Exercise description: Below are some entries. Copy each line that holds the string "ſoon".

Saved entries
## start

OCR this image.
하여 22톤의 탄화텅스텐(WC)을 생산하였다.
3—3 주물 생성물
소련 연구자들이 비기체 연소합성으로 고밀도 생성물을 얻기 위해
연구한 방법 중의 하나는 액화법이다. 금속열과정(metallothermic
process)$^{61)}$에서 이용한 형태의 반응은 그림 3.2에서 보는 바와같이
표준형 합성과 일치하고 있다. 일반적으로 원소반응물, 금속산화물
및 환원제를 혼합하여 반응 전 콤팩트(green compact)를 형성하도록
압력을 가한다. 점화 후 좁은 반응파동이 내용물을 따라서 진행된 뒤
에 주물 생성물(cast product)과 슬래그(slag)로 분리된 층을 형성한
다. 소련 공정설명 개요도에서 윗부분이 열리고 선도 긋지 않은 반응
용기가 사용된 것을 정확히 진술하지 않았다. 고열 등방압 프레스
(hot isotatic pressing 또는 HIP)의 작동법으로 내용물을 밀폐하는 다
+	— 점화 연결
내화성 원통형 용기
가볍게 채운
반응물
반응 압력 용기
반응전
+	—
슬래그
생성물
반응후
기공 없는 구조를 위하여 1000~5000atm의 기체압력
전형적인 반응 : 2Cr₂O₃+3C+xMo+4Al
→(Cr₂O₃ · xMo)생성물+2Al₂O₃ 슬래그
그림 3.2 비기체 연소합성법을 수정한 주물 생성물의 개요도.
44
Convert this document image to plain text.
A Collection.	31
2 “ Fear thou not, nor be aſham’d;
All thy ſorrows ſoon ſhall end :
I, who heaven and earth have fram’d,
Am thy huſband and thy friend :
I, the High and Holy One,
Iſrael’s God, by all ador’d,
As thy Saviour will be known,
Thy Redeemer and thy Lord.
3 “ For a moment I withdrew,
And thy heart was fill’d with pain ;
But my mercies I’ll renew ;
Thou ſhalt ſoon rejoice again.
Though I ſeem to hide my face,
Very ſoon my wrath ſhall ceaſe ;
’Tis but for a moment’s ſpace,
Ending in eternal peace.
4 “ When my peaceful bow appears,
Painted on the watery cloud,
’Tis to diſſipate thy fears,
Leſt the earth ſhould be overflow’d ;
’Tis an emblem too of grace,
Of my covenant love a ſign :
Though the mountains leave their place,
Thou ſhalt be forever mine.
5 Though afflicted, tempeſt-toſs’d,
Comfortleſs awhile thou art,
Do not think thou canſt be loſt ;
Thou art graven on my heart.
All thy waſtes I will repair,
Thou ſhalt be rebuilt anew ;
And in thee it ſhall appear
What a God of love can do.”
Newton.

## end

Output below:
All thy ſorrows ſoon ſhall end :
Thou ſhalt ſoon rejoice again.
Very ſoon my wrath ſhall ceaſe ;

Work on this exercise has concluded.